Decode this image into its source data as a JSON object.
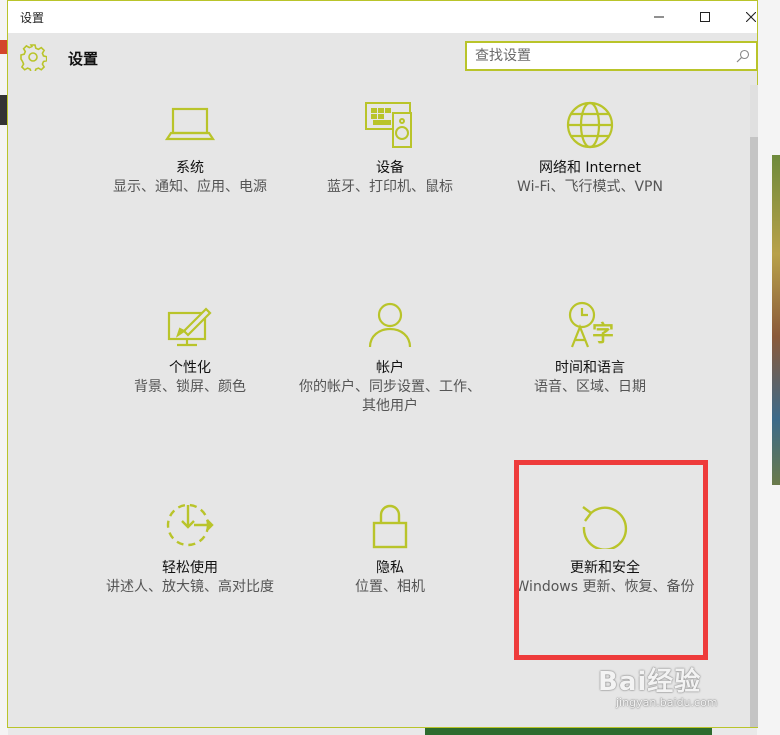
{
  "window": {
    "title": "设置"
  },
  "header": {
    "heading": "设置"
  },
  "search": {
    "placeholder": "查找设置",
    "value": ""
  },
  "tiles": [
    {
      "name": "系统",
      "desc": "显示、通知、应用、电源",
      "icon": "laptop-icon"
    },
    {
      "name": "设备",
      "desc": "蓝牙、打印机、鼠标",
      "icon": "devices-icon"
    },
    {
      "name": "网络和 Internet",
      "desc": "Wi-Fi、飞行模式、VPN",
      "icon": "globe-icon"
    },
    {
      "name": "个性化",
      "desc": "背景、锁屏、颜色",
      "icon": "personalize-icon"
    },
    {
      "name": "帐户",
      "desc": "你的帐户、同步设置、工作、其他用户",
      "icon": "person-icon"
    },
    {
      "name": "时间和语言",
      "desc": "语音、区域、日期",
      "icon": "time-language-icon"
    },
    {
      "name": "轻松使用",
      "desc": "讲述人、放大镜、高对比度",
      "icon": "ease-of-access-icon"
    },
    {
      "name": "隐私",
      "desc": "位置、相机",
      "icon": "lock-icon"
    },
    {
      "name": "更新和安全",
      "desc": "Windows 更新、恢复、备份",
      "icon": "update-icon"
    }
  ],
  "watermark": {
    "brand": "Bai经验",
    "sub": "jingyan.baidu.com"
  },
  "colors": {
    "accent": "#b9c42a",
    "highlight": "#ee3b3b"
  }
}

- [TASK INSTRUCTIONS] From the records above, pull out each line that has "desc".

- [RESULT OF THE EXERCISE]
      "desc": "显示、通知、应用、电源",
      "desc": "蓝牙、打印机、鼠标",
      "desc": "Wi-Fi、飞行模式、VPN",
      "desc": "背景、锁屏、颜色",
      "desc": "你的帐户、同步设置、工作、其他用户",
      "desc": "语音、区域、日期",
      "desc": "讲述人、放大镜、高对比度",
      "desc": "位置、相机",
      "desc": "Windows 更新、恢复、备份",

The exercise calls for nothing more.